Provided information:
════════════════
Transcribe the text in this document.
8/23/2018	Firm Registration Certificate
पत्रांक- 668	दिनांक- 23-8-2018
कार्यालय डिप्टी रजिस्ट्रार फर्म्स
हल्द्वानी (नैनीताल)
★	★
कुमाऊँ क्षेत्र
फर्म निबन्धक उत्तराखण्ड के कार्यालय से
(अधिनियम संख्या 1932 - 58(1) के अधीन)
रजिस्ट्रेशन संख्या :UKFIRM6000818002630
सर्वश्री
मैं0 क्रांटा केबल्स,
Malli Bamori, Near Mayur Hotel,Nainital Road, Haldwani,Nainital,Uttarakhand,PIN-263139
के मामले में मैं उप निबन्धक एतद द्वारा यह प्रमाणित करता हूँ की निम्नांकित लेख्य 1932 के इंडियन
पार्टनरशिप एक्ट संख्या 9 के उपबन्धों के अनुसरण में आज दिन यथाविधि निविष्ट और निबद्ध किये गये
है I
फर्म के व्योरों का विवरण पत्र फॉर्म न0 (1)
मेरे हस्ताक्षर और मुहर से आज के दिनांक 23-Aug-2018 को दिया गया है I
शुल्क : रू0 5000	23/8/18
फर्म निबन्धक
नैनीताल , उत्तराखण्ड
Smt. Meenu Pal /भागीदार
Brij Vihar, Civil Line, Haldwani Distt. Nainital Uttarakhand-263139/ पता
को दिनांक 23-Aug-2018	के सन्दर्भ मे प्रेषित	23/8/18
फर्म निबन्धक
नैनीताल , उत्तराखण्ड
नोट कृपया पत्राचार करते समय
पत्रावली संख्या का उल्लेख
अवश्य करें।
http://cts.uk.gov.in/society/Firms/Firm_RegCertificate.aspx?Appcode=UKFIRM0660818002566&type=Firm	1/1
════════════════
Exercise prompt:
Show all lines in the entries above where the string "Nainital" appears.

Answer to the problem:
Malli Bamori, Near Mayur Hotel,Nainital Road, Haldwani,Nainital,Uttarakhand,PIN-263139
Brij Vihar, Civil Line, Haldwani Distt. Nainital Uttarakhand-263139/ पता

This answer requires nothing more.